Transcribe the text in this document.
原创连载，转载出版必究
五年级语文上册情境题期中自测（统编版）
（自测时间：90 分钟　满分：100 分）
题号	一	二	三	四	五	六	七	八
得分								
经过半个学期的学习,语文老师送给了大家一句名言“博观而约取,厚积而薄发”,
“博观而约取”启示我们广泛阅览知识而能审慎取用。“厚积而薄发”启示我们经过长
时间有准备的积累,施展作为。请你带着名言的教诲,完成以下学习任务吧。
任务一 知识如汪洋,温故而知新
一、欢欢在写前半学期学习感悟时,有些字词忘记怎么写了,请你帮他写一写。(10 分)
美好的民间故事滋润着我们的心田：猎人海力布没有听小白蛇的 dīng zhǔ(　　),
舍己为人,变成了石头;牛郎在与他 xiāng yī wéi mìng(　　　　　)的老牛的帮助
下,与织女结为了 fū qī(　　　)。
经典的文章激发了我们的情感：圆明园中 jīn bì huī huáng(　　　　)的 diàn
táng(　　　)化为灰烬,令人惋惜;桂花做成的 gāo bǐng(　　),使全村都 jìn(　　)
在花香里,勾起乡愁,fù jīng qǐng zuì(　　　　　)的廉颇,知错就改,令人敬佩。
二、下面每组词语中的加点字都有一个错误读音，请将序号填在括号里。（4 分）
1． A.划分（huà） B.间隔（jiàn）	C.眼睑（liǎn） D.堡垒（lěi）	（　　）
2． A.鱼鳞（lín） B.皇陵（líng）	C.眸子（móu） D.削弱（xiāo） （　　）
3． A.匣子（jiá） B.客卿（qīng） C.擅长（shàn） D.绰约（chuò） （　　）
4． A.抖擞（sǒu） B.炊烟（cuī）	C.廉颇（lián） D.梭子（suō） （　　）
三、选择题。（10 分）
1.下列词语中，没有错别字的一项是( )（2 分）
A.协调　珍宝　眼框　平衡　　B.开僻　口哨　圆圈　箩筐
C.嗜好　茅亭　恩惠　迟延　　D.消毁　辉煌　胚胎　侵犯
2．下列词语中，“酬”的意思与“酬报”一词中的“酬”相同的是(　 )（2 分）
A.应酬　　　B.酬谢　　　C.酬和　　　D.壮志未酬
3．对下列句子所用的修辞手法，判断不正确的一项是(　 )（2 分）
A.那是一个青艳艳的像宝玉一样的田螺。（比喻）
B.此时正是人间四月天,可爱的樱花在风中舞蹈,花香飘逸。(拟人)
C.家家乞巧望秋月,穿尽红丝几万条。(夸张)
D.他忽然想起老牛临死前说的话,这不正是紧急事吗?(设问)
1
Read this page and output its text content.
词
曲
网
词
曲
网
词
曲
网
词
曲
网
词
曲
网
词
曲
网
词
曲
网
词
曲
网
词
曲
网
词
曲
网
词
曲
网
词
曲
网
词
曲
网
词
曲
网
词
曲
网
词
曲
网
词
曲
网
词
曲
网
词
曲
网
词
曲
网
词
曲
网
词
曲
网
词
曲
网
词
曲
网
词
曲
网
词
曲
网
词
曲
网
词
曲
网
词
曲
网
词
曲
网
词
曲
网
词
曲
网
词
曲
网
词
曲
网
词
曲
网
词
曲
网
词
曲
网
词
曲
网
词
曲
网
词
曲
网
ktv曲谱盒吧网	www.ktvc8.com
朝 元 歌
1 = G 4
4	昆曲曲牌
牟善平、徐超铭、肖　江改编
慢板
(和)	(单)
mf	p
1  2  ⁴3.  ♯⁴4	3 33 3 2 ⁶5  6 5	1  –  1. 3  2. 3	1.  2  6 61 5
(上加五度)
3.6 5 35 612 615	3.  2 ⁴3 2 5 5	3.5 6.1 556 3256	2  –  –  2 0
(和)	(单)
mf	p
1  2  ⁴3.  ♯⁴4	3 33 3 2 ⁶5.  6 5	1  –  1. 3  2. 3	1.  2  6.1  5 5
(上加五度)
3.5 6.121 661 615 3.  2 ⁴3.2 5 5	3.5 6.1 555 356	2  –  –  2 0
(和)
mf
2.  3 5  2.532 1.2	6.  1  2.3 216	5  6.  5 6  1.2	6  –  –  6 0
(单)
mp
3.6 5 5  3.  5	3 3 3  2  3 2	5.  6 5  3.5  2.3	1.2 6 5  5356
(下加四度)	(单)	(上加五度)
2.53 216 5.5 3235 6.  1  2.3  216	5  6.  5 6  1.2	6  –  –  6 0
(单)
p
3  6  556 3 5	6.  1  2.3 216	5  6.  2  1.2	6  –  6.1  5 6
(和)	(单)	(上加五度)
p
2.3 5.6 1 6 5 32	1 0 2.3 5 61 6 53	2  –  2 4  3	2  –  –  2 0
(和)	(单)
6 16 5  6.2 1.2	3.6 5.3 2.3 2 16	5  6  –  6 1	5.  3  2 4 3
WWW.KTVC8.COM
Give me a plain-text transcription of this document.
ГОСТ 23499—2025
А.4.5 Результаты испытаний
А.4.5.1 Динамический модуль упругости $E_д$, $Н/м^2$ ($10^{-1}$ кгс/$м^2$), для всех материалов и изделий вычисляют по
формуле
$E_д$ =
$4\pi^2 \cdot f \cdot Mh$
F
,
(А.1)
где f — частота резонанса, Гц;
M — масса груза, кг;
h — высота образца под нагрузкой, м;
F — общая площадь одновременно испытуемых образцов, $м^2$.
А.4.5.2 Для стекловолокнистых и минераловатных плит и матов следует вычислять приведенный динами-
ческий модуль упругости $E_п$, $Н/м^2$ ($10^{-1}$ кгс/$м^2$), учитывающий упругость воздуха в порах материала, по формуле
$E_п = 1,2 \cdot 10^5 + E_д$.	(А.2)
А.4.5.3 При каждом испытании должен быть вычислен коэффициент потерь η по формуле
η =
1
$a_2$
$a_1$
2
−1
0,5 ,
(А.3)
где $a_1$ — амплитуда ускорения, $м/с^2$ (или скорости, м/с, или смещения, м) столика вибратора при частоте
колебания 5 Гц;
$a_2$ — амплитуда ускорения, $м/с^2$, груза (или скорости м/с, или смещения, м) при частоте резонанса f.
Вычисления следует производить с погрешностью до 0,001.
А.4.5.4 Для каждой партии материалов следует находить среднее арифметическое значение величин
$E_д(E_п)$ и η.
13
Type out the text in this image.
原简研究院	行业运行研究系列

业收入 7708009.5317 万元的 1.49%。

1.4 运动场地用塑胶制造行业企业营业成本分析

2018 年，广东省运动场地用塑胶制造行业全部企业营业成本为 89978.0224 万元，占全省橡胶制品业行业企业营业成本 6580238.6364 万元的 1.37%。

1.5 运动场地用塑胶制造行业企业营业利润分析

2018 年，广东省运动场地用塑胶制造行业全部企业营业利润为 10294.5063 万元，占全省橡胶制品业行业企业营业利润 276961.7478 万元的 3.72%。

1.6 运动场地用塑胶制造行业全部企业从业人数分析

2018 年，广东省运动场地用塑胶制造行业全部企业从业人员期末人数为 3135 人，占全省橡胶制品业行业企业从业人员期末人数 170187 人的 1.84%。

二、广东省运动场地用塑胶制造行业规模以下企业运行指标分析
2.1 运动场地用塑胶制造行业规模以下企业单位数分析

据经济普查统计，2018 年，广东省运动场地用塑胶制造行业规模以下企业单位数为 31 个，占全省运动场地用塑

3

☆ ☆ ☆

SET TASK >> Extract all lines that hold the word "груза".

WRITTEN RESPONSE >>
M — масса груза, кг;
$a_2$ — амплитуда ускорения, $м/с^2$, груза (или скорости м/с, или смещения, м) при частоте резонанса f.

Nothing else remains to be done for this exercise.